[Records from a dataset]
· · · · ·

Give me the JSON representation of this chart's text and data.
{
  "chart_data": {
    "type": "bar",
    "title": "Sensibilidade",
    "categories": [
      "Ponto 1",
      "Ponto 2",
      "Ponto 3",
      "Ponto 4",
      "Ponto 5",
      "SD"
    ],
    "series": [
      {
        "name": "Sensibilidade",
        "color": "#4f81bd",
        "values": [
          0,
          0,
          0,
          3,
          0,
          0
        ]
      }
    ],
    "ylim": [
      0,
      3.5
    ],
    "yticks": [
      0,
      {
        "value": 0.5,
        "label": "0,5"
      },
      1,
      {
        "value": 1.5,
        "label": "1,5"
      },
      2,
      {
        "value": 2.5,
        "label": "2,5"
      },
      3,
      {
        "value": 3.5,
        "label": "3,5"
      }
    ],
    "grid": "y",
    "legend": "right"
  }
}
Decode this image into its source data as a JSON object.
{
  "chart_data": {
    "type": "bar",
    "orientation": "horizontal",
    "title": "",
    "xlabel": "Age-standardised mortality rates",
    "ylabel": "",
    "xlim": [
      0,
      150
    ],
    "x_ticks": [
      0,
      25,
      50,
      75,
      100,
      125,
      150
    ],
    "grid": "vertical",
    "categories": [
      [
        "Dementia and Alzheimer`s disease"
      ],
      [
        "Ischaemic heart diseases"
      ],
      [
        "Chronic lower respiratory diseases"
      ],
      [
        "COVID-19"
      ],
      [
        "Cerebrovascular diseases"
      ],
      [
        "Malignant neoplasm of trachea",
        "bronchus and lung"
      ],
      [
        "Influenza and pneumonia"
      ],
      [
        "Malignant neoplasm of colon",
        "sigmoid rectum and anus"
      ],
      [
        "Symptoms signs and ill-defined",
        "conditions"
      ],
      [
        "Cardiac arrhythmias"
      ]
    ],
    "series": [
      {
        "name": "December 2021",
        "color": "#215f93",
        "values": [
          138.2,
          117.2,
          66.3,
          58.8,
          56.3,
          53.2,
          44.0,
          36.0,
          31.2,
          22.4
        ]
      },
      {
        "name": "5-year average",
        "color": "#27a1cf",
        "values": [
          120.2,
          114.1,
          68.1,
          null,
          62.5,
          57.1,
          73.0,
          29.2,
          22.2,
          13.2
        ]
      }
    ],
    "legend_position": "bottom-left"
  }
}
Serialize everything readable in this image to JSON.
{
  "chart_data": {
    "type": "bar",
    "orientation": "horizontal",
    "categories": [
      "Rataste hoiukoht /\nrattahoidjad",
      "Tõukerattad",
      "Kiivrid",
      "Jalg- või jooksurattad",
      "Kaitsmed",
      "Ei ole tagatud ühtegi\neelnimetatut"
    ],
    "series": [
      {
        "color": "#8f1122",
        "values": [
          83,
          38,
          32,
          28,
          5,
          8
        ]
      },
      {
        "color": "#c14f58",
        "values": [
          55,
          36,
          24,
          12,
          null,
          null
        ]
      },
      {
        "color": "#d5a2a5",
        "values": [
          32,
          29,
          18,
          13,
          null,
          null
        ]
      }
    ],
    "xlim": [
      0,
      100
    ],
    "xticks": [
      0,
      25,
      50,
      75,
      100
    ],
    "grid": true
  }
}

· · · · ·

### DIRECTION
Retype the records above exactly.

### SOLUTION TO THE PROBLEM
Give me the JSON representation of this chart's text and data.
{
  "chart_data": {
    "type": "bar",
    "title": "Sensibilidade",
    "categories": [
      "Ponto 1",
      "Ponto 2",
      "Ponto 3",
      "Ponto 4",
      "Ponto 5",
      "SD"
    ],
    "series": [
      {
        "name": "Sensibilidade",
        "color": "#4f81bd",
        "values": [
          0,
          0,
          0,
          3,
          0,
          0
        ]
      }
    ],
    "ylim": [
      0,
      3.5
    ],
    "yticks": [
      0,
      {
        "value": 0.5,
        "label": "0,5"
      },
      1,
      {
        "value": 1.5,
        "label": "1,5"
      },
      2,
      {
        "value": 2.5,
        "label": "2,5"
      },
      3,
      {
        "value": 3.5,
        "label": "3,5"
      }
    ],
    "grid": "y",
    "legend": "right"
  }
}
Decode this image into its source data as a JSON object.
{
  "chart_data": {
    "type": "bar",
    "orientation": "horizontal",
    "title": "",
    "xlabel": "Age-standardised mortality rates",
    "ylabel": "",
    "xlim": [
      0,
      150
    ],
    "x_ticks": [
      0,
      25,
      50,
      75,
      100,
      125,
      150
    ],
    "grid": "vertical",
    "categories": [
      [
        "Dementia and Alzheimer`s disease"
      ],
      [
        "Ischaemic heart diseases"
      ],
      [
        "Chronic lower respiratory diseases"
      ],
      [
        "COVID-19"
      ],
      [
        "Cerebrovascular diseases"
      ],
      [
        "Malignant neoplasm of trachea",
        "bronchus and lung"
      ],
      [
        "Influenza and pneumonia"
      ],
      [
        "Malignant neoplasm of colon",
        "sigmoid rectum and anus"
      ],
      [
        "Symptoms signs and ill-defined",
        "conditions"
      ],
      [
        "Cardiac arrhythmias"
      ]
    ],
    "series": [
      {
        "name": "December 2021",
        "color": "#215f93",
        "values": [
          138.2,
          117.2,
          66.3,
          58.8,
          56.3,
          53.2,
          44.0,
          36.0,
          31.2,
          22.4
        ]
      },
      {
        "name": "5-year average",
        "color": "#27a1cf",
        "values": [
          120.2,
          114.1,
          68.1,
          null,
          62.5,
          57.1,
          73.0,
          29.2,
          22.2,
          13.2
        ]
      }
    ],
    "legend_position": "bottom-left"
  }
}
Serialize everything readable in this image to JSON.
{
  "chart_data": {
    "type": "bar",
    "orientation": "horizontal",
    "categories": [
      "Rataste hoiukoht /\nrattahoidjad",
      "Tõukerattad",
      "Kiivrid",
      "Jalg- või jooksurattad",
      "Kaitsmed",
      "Ei ole tagatud ühtegi\neelnimetatut"
    ],
    "series": [
      {
        "color": "#8f1122",
        "values": [
          83,
          38,
          32,
          28,
          5,
          8
        ]
      },
      {
        "color": "#c14f58",
        "values": [
          55,
          36,
          24,
          12,
          null,
          null
        ]
      },
      {
        "color": "#d5a2a5",
        "values": [
          32,
          29,
          18,
          13,
          null,
          null
        ]
      }
    ],
    "xlim": [
      0,
      100
    ],
    "xticks": [
      0,
      25,
      50,
      75,
      100
    ],
    "grid": true
  }
}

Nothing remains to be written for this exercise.